Extracted information below:

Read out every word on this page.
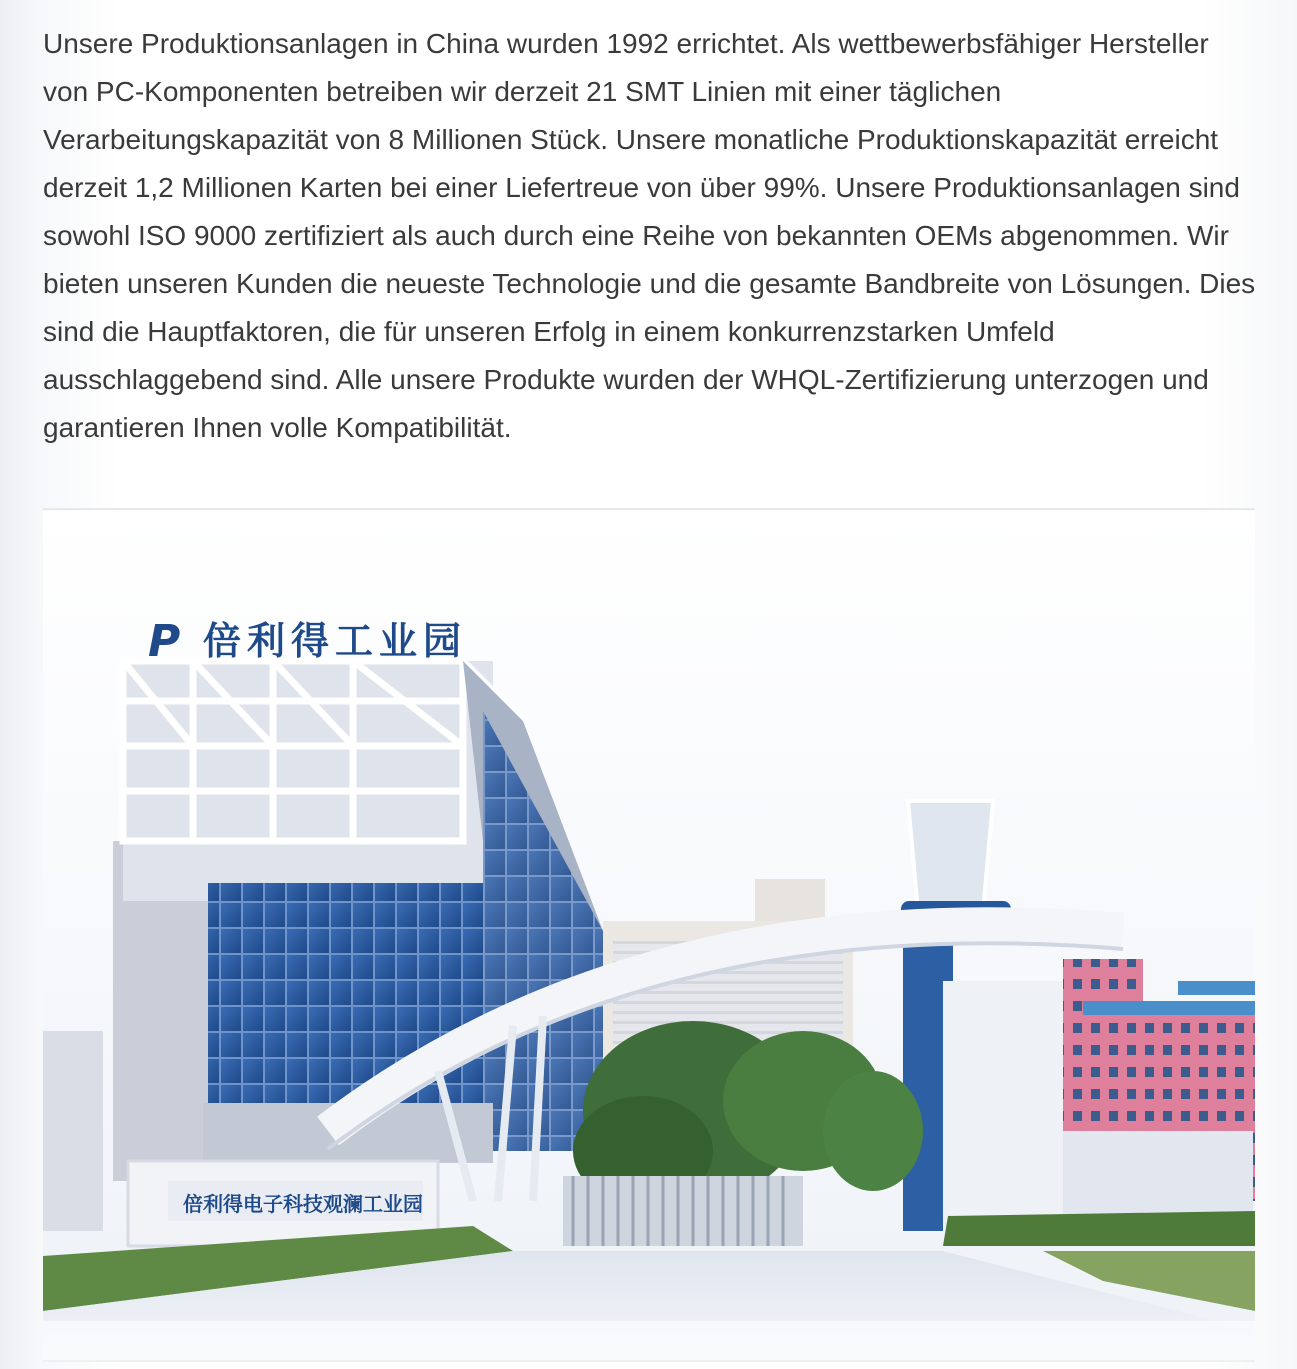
Unsere Produktionsanlagen in China wurden 1992 errichtet. Als wettbewerbsfähiger Hersteller von PC-Komponenten betreiben wir derzeit 21 SMT Linien mit einer täglichen Verarbeitungskapazität von 8 Millionen Stück. Unsere monatliche Produktionskapazität erreicht derzeit 1,2 Millionen Karten bei einer Liefertreue von über 99%. Unsere Produktionsanlagen sind sowohl ISO 9000 zertifiziert als auch durch eine Reihe von bekannten OEMs abgenommen. Wir bieten unseren Kunden die neueste Technologie und die gesamte Bandbreite von Lösungen. Dies sind die Hauptfaktoren, die für unseren Erfolg in einem konkurrenzstarken Umfeld ausschlaggebend sind. Alle unsere Produkte wurden der WHQL-Zertifizierung unterzogen und garantieren Ihnen volle Kompatibilität.

P 倍利得工业园
倍利得电子科技观澜工业园
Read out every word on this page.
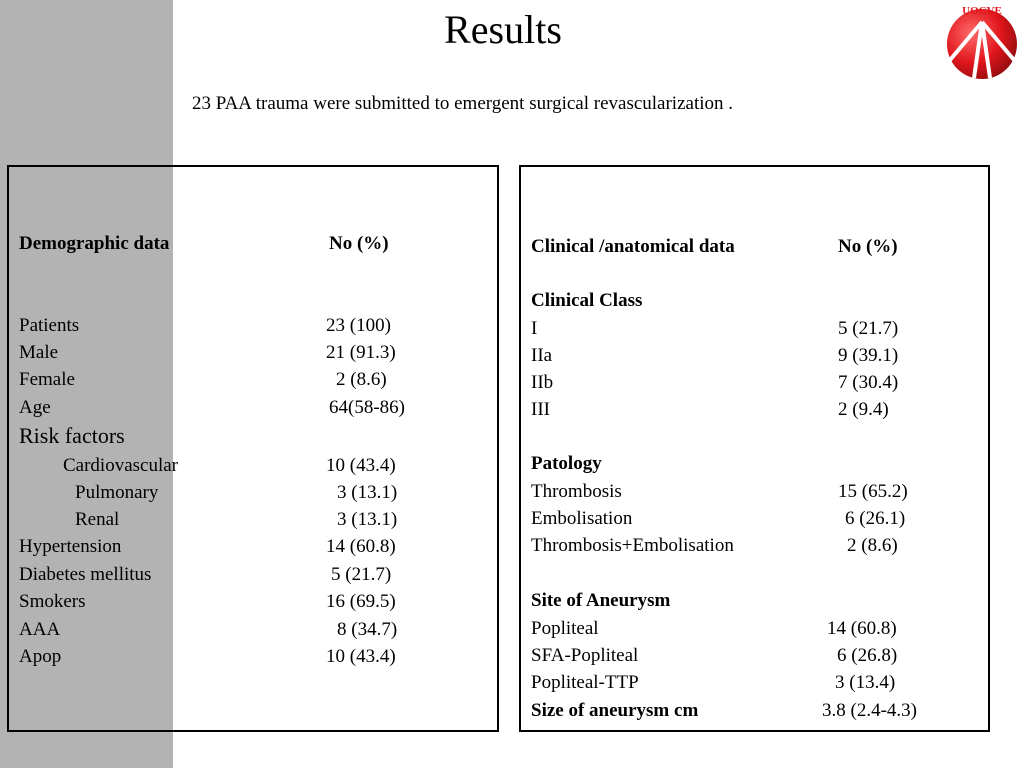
Results
23 PAA trauma were submitted to emergent surgical revascularization .
UOCVE
Demographic data	No (%)
Patients	23 (100)
Male	21 (91.3)
Female	2 (8.6)
Age	64(58-86)
Risk factors
Cardiovascular	10 (43.4)
Pulmonary	3 (13.1)
Renal	3 (13.1)
Hypertension	14 (60.8)
Diabetes mellitus	5 (21.7)
Smokers	16 (69.5)
AAA	8 (34.7)
Apop	10 (43.4)
Clinical /anatomical data	No (%)
Clinical Class
I	5 (21.7)
IIa	9 (39.1)
IIb	7 (30.4)
III	2 (9.4)
Patology
Thrombosis	15 (65.2)
Embolisation	6 (26.1)
Thrombosis+Embolisation	2 (8.6)
Site of Aneurysm
Popliteal	14 (60.8)
SFA-Popliteal	6 (26.8)
Popliteal-TTP	3 (13.4)
Size of aneurysm cm	3.8 (2.4-4.3)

End of Extracted information.

Work request
Word for word, reproduce all of the entries above and omit the pictures.

Exercise answer
Read out every word on this page.
Unsere Produktionsanlagen in China wurden 1992 errichtet. Als wettbewerbsfähiger Hersteller von PC-Komponenten betreiben wir derzeit 21 SMT Linien mit einer täglichen Verarbeitungskapazität von 8 Millionen Stück. Unsere monatliche Produktionskapazität erreicht derzeit 1,2 Millionen Karten bei einer Liefertreue von über 99%. Unsere Produktionsanlagen sind sowohl ISO 9000 zertifiziert als auch durch eine Reihe von bekannten OEMs abgenommen. Wir bieten unseren Kunden die neueste Technologie und die gesamte Bandbreite von Lösungen. Dies sind die Hauptfaktoren, die für unseren Erfolg in einem konkurrenzstarken Umfeld ausschlaggebend sind. Alle unsere Produkte wurden der WHQL-Zertifizierung unterzogen und garantieren Ihnen volle Kompatibilität.

P 倍利得工业园
倍利得电子科技观澜工业园
Read out every word on this page.
Results
23 PAA trauma were submitted to emergent surgical revascularization .
UOCVE
Demographic data	No (%)
Patients	23 (100)
Male	21 (91.3)
Female	2 (8.6)
Age	64(58-86)
Risk factors
Cardiovascular	10 (43.4)
Pulmonary	3 (13.1)
Renal	3 (13.1)
Hypertension	14 (60.8)
Diabetes mellitus	5 (21.7)
Smokers	16 (69.5)
AAA	8 (34.7)
Apop	10 (43.4)
Clinical /anatomical data	No (%)
Clinical Class
I	5 (21.7)
IIa	9 (39.1)
IIb	7 (30.4)
III	2 (9.4)
Patology
Thrombosis	15 (65.2)
Embolisation	6 (26.1)
Thrombosis+Embolisation	2 (8.6)
Site of Aneurysm
Popliteal	14 (60.8)
SFA-Popliteal	6 (26.8)
Popliteal-TTP	3 (13.4)
Size of aneurysm cm	3.8 (2.4-4.3)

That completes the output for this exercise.